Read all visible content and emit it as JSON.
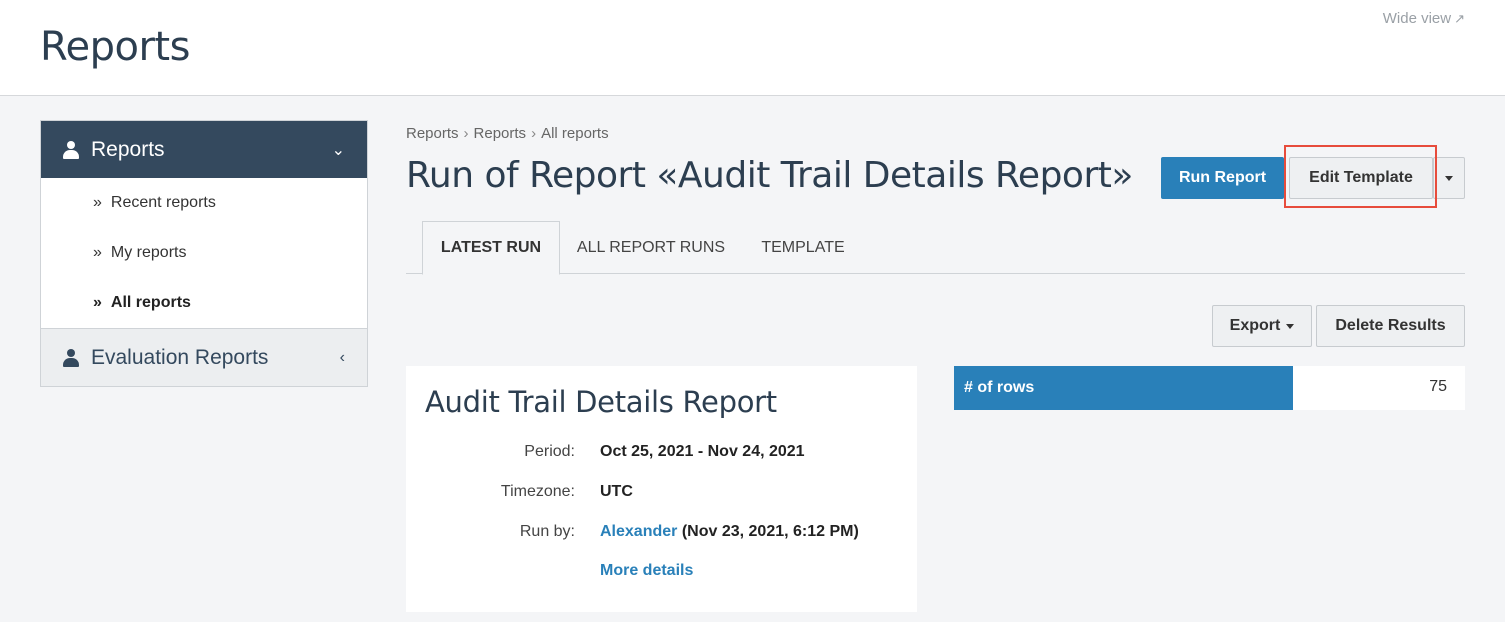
{
  "header": {
    "title": "Reports",
    "wide_view": "Wide view",
    "wide_view_icon": "↗"
  },
  "sidebar": {
    "section_label": "Reports",
    "items": [
      {
        "label": "Recent reports"
      },
      {
        "label": "My reports"
      },
      {
        "label": "All reports"
      }
    ],
    "second_section_label": "Evaluation Reports",
    "bullet": "»",
    "chevron_open": "⌄",
    "chevron_closed": "‹"
  },
  "breadcrumb": {
    "items": [
      "Reports",
      "Reports",
      "All reports"
    ],
    "separator": "›"
  },
  "main": {
    "title": "Run of Report «Audit Trail Details Report»"
  },
  "toolbar": {
    "run_label": "Run Report",
    "edit_label": "Edit Template"
  },
  "tabs": [
    {
      "label": "LATEST RUN"
    },
    {
      "label": "ALL REPORT RUNS"
    },
    {
      "label": "TEMPLATE"
    }
  ],
  "actions": {
    "export_label": "Export",
    "delete_label": "Delete Results"
  },
  "details": {
    "title": "Audit Trail Details Report",
    "period_label": "Period:",
    "period_value": "Oct 25, 2021 - Nov 24, 2021",
    "timezone_label": "Timezone:",
    "timezone_value": "UTC",
    "run_by_label": "Run by:",
    "run_by_user": "Alexander",
    "run_by_time": "(Nov 23, 2021, 6:12 PM)",
    "more_details": "More details"
  },
  "stats": {
    "rows_label": "# of rows",
    "rows_value": "75"
  },
  "colors": {
    "primary": "#2980b9",
    "sidebar_dark": "#34495e",
    "highlight": "#e74c3c"
  }
}
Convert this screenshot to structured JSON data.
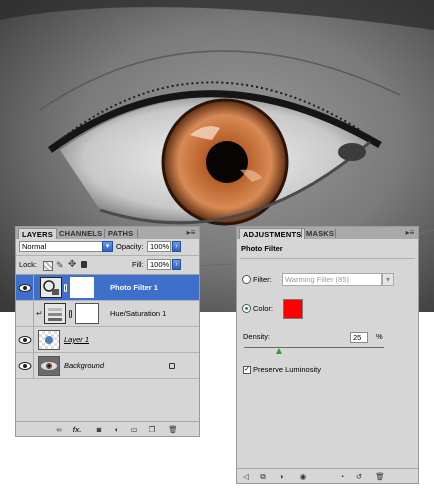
{
  "photo": {
    "alt_name": "eye-photo"
  },
  "layers_panel": {
    "tabs": [
      "LAYERS",
      "CHANNELS",
      "PATHS"
    ],
    "blend_mode": "Normal",
    "opacity_label": "Opacity:",
    "opacity_value": "100%",
    "lock_label": "Lock:",
    "fill_label": "Fill:",
    "fill_value": "100%",
    "layers": [
      {
        "name": "Photo Filter 1",
        "selected": true
      },
      {
        "name": "Hue/Saturation 1",
        "selected": false
      },
      {
        "name": "Layer 1",
        "selected": false
      },
      {
        "name": "Background",
        "selected": false
      }
    ],
    "bottom_icons": [
      "link-icon",
      "fx-icon",
      "mask-icon",
      "adjustment-icon",
      "folder-icon",
      "new-layer-icon",
      "trash-icon"
    ],
    "fx_text": "fx."
  },
  "adjustments_panel": {
    "tabs": [
      "ADJUSTMENTS",
      "MASKS"
    ],
    "title": "Photo Filter",
    "filter_label": "Filter:",
    "filter_value": "Warming Filter (85)",
    "color_label": "Color:",
    "color_swatch": "#ff0000",
    "density_label": "Density:",
    "density_value": "25",
    "density_unit": "%",
    "density_fraction": 0.25,
    "preserve_label": "Preserve Luminosity",
    "preserve_checked": true,
    "bottom_icons": [
      "back-arrow-icon",
      "clip-icon",
      "visibility-icon",
      "eye-icon",
      "previous-state-icon",
      "reset-icon",
      "trash-icon"
    ]
  },
  "colors": {
    "selection_blue": "#3d6fcb",
    "panel_gray": "#d6d6d6",
    "iris": "#c26a3a"
  }
}
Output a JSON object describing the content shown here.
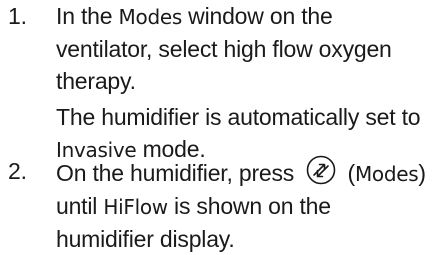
{
  "steps": [
    {
      "number": "1.",
      "text_before": "In the ",
      "ui_term": "Modes",
      "text_after": " window on the ventilator, select high flow oxygen therapy.",
      "note_before": "The humidifier is automatically set to ",
      "note_term": "Invasive",
      "note_after": " mode."
    },
    {
      "number": "2.",
      "text_before": "On the humidifier, press ",
      "icon": "modes-button-icon",
      "paren_open": " (",
      "ui_term": "Modes",
      "paren_close": ")",
      "text_middle": " until ",
      "ui_term_2": "HiFlow",
      "text_after": " is shown on the humidifier display."
    }
  ]
}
# # #
Omit the pictures, then output the rest of the listing exactly.

Read all visible content and emit it as JSON.
{
  "header": {
    "title": "Reports",
    "wide_view": "Wide view",
    "wide_view_icon": "↗"
  },
  "sidebar": {
    "section_label": "Reports",
    "items": [
      {
        "label": "Recent reports"
      },
      {
        "label": "My reports"
      },
      {
        "label": "All reports"
      }
    ],
    "second_section_label": "Evaluation Reports",
    "bullet": "»",
    "chevron_open": "⌄",
    "chevron_closed": "‹"
  },
  "breadcrumb": {
    "items": [
      "Reports",
      "Reports",
      "All reports"
    ],
    "separator": "›"
  },
  "main": {
    "title": "Run of Report «Audit Trail Details Report»"
  },
  "toolbar": {
    "run_label": "Run Report",
    "edit_label": "Edit Template"
  },
  "tabs": [
    {
      "label": "LATEST RUN"
    },
    {
      "label": "ALL REPORT RUNS"
    },
    {
      "label": "TEMPLATE"
    }
  ],
  "actions": {
    "export_label": "Export",
    "delete_label": "Delete Results"
  },
  "details": {
    "title": "Audit Trail Details Report",
    "period_label": "Period:",
    "period_value": "Oct 25, 2021 - Nov 24, 2021",
    "timezone_label": "Timezone:",
    "timezone_value": "UTC",
    "run_by_label": "Run by:",
    "run_by_user": "Alexander",
    "run_by_time": "(Nov 23, 2021, 6:12 PM)",
    "more_details": "More details"
  },
  "stats": {
    "rows_label": "# of rows",
    "rows_value": "75"
  },
  "colors": {
    "primary": "#2980b9",
    "sidebar_dark": "#34495e",
    "highlight": "#e74c3c"
  }
}
Convert this screenshot to structured JSON data.
{
  "photo": {
    "alt_name": "eye-photo"
  },
  "layers_panel": {
    "tabs": [
      "LAYERS",
      "CHANNELS",
      "PATHS"
    ],
    "blend_mode": "Normal",
    "opacity_label": "Opacity:",
    "opacity_value": "100%",
    "lock_label": "Lock:",
    "fill_label": "Fill:",
    "fill_value": "100%",
    "layers": [
      {
        "name": "Photo Filter 1",
        "selected": true
      },
      {
        "name": "Hue/Saturation 1",
        "selected": false
      },
      {
        "name": "Layer 1",
        "selected": false
      },
      {
        "name": "Background",
        "selected": false
      }
    ],
    "bottom_icons": [
      "link-icon",
      "fx-icon",
      "mask-icon",
      "adjustment-icon",
      "folder-icon",
      "new-layer-icon",
      "trash-icon"
    ],
    "fx_text": "fx."
  },
  "adjustments_panel": {
    "tabs": [
      "ADJUSTMENTS",
      "MASKS"
    ],
    "title": "Photo Filter",
    "filter_label": "Filter:",
    "filter_value": "Warming Filter (85)",
    "color_label": "Color:",
    "color_swatch": "#ff0000",
    "density_label": "Density:",
    "density_value": "25",
    "density_unit": "%",
    "density_fraction": 0.25,
    "preserve_label": "Preserve Luminosity",
    "preserve_checked": true,
    "bottom_icons": [
      "back-arrow-icon",
      "clip-icon",
      "visibility-icon",
      "eye-icon",
      "previous-state-icon",
      "reset-icon",
      "trash-icon"
    ]
  },
  "colors": {
    "selection_blue": "#3d6fcb",
    "panel_gray": "#d6d6d6",
    "iris": "#c26a3a"
  }
}
Output a JSON object describing the content shown here.
{
  "steps": [
    {
      "number": "1.",
      "text_before": "In the ",
      "ui_term": "Modes",
      "text_after": " window on the ventilator, select high flow oxygen therapy.",
      "note_before": "The humidifier is automatically set to ",
      "note_term": "Invasive",
      "note_after": " mode."
    },
    {
      "number": "2.",
      "text_before": "On the humidifier, press ",
      "icon": "modes-button-icon",
      "paren_open": " (",
      "ui_term": "Modes",
      "paren_close": ")",
      "text_middle": " until ",
      "ui_term_2": "HiFlow",
      "text_after": " is shown on the humidifier display."
    }
  ]
}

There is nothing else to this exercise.